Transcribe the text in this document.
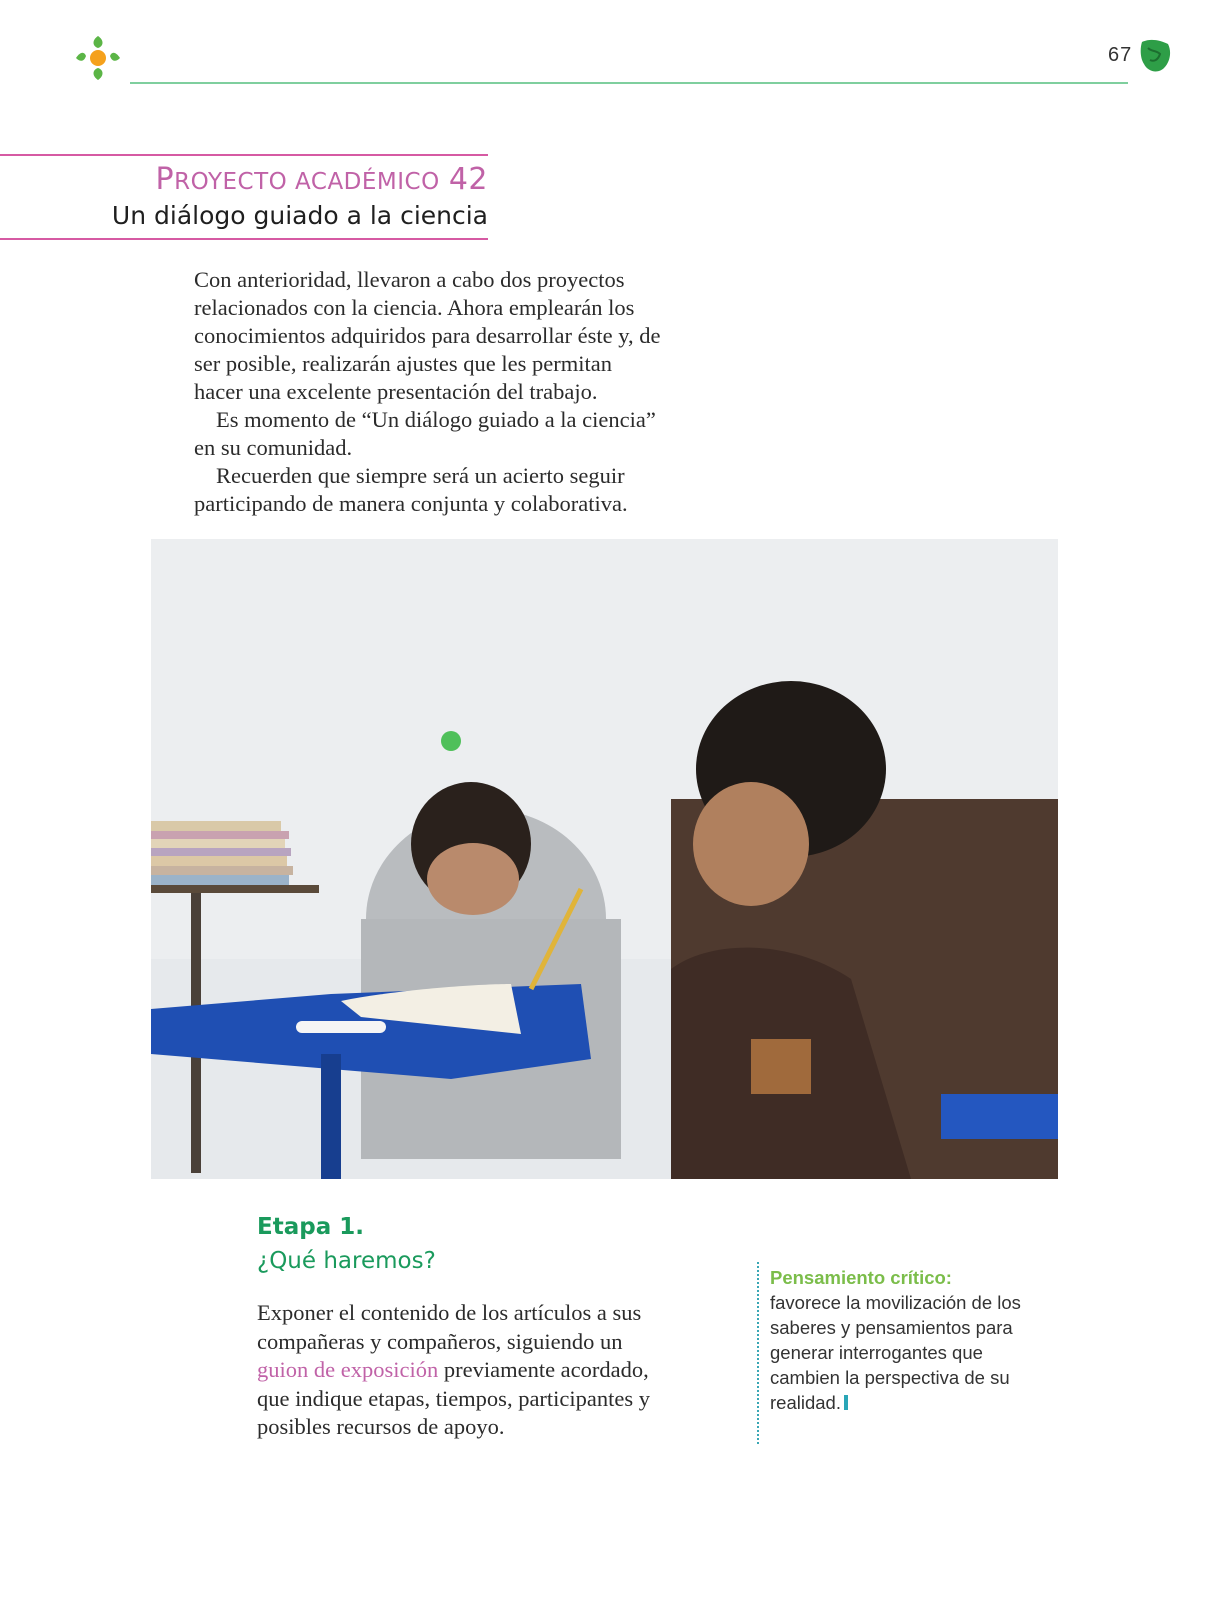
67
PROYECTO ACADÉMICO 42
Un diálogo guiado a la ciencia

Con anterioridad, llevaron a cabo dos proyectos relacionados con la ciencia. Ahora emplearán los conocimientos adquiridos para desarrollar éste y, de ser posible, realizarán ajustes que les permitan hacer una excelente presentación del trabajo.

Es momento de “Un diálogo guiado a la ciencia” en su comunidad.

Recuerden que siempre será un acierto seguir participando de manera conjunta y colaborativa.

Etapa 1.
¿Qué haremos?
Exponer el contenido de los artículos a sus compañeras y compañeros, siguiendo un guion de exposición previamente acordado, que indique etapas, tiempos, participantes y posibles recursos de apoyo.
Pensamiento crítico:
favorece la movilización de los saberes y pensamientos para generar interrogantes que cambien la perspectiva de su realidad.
==
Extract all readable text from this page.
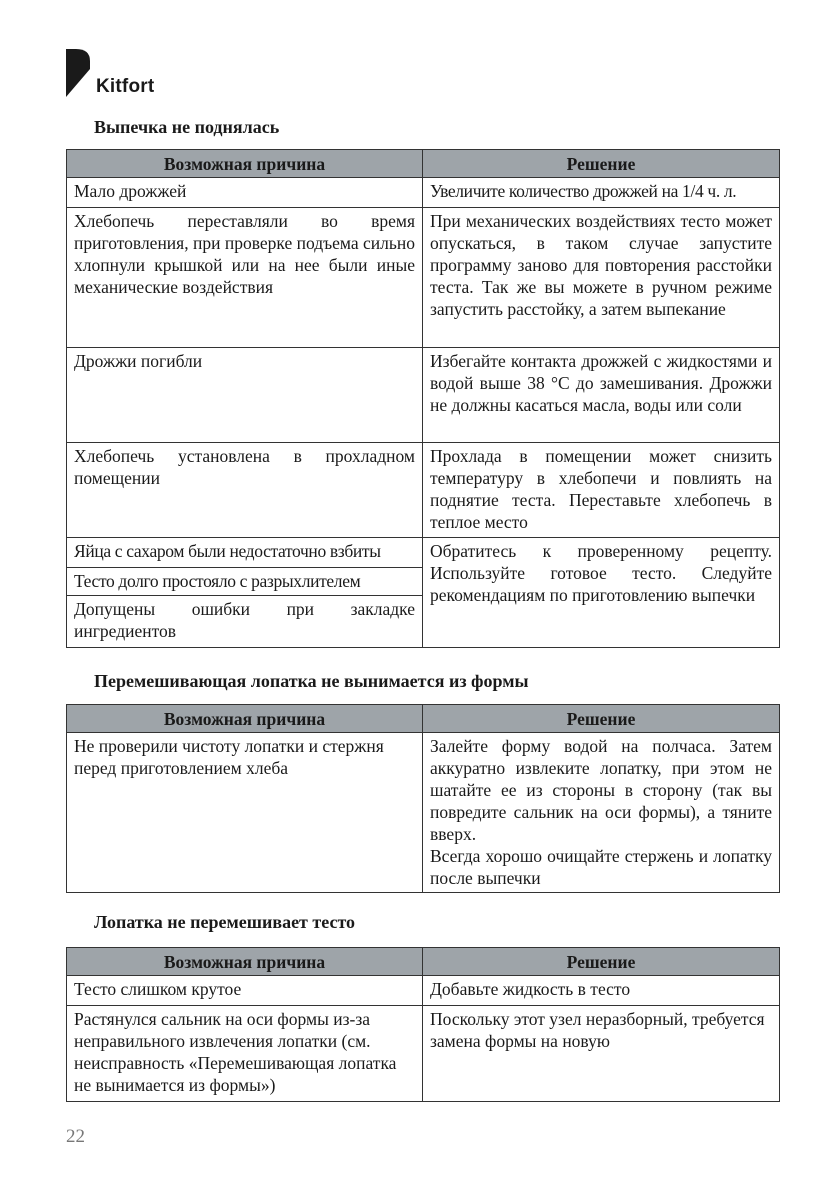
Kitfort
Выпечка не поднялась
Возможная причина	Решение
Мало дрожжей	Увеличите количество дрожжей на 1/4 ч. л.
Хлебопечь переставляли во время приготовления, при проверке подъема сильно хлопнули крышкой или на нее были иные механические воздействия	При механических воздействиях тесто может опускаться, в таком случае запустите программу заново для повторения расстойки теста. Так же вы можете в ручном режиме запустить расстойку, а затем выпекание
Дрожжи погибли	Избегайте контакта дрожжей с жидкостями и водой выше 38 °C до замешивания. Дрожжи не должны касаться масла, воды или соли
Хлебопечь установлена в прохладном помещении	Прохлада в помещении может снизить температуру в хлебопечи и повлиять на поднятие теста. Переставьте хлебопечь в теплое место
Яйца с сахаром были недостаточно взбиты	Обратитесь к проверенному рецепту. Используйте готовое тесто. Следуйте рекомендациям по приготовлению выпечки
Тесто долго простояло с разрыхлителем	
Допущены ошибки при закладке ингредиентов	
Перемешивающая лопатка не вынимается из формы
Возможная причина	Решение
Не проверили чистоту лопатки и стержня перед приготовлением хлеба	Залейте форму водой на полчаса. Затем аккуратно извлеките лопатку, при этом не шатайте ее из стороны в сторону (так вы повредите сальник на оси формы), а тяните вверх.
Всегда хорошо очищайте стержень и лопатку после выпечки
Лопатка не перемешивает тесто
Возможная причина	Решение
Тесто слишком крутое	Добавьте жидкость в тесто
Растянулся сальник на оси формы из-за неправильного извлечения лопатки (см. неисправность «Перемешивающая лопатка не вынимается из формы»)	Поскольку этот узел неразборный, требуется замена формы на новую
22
==
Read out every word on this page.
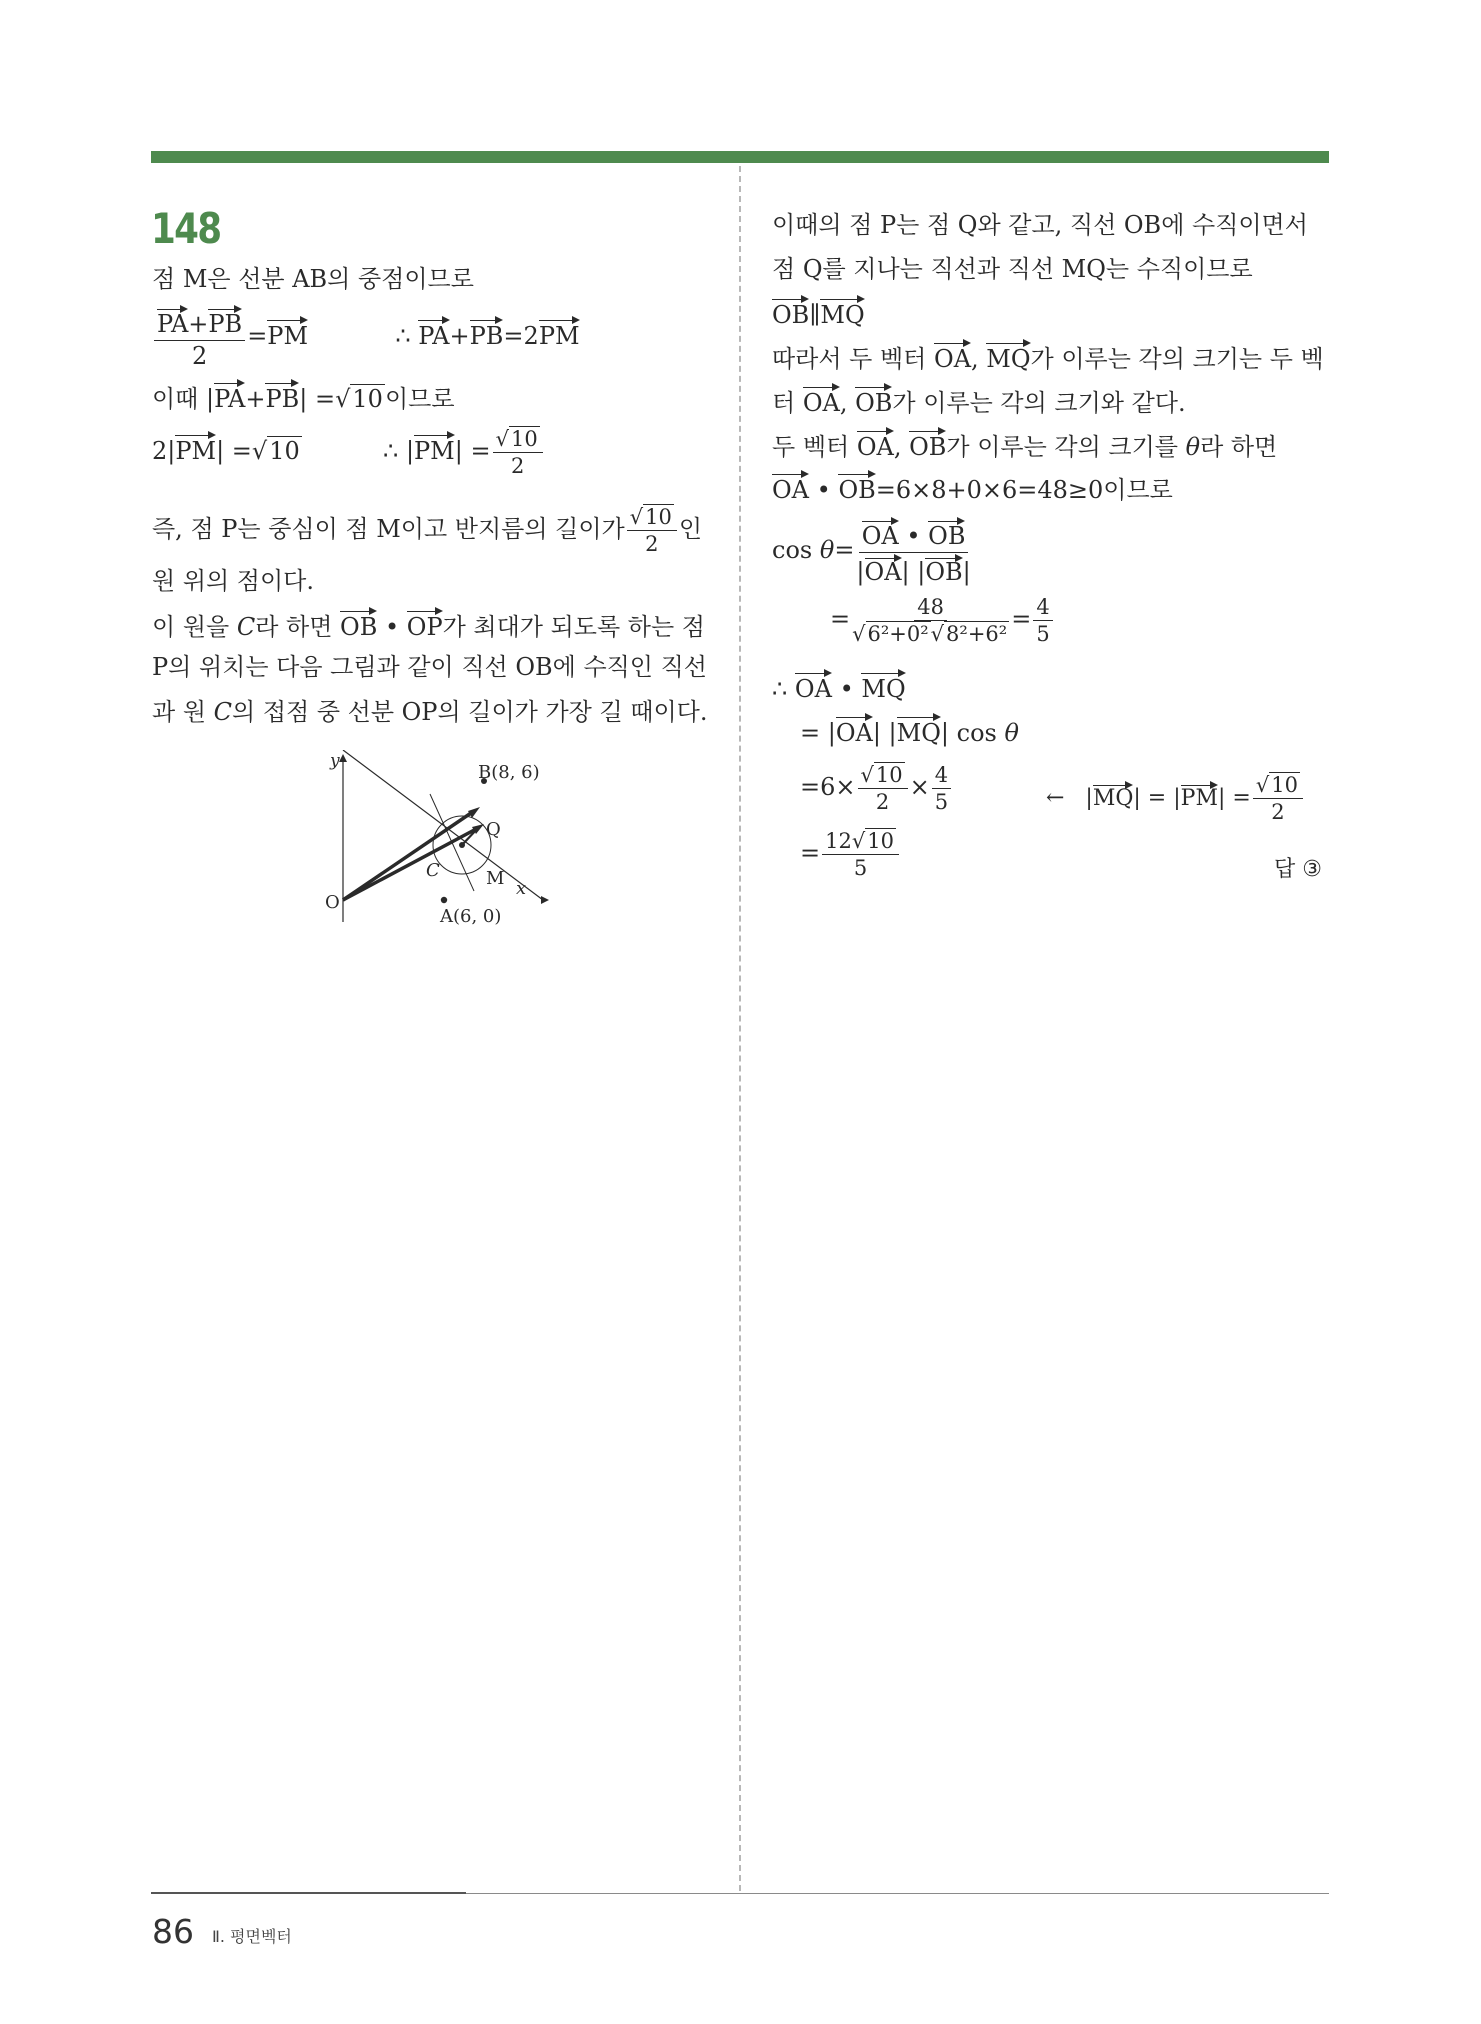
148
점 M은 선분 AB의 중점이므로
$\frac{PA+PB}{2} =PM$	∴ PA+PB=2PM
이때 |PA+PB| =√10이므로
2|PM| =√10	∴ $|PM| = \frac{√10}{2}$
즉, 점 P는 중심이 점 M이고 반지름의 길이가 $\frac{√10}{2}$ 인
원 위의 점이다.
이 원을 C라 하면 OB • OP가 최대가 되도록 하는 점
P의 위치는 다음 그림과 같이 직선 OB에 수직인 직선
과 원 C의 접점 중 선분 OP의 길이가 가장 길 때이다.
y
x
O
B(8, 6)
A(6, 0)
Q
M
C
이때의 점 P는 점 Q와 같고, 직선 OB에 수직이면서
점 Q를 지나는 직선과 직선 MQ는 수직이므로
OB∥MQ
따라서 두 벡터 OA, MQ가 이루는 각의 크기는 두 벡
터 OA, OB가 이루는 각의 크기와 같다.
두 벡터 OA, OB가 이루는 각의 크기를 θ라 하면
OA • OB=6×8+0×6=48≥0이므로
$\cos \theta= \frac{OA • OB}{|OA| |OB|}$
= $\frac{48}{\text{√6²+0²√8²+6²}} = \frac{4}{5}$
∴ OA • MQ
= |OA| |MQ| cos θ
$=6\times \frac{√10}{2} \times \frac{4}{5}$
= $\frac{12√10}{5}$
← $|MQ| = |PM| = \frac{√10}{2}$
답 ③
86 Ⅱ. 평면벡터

(Exercise prompt) Gather from the data above every line with the string "выпечки".

(Result of the exercise)
Яйца с сахаром были недостаточно взбиты	Обратитесь к проверенному рецепту. Используйте готовое тесто. Следуйте рекомендациям по приготовлению выпечки
Всегда хорошо очищайте стержень и лопатку после выпечки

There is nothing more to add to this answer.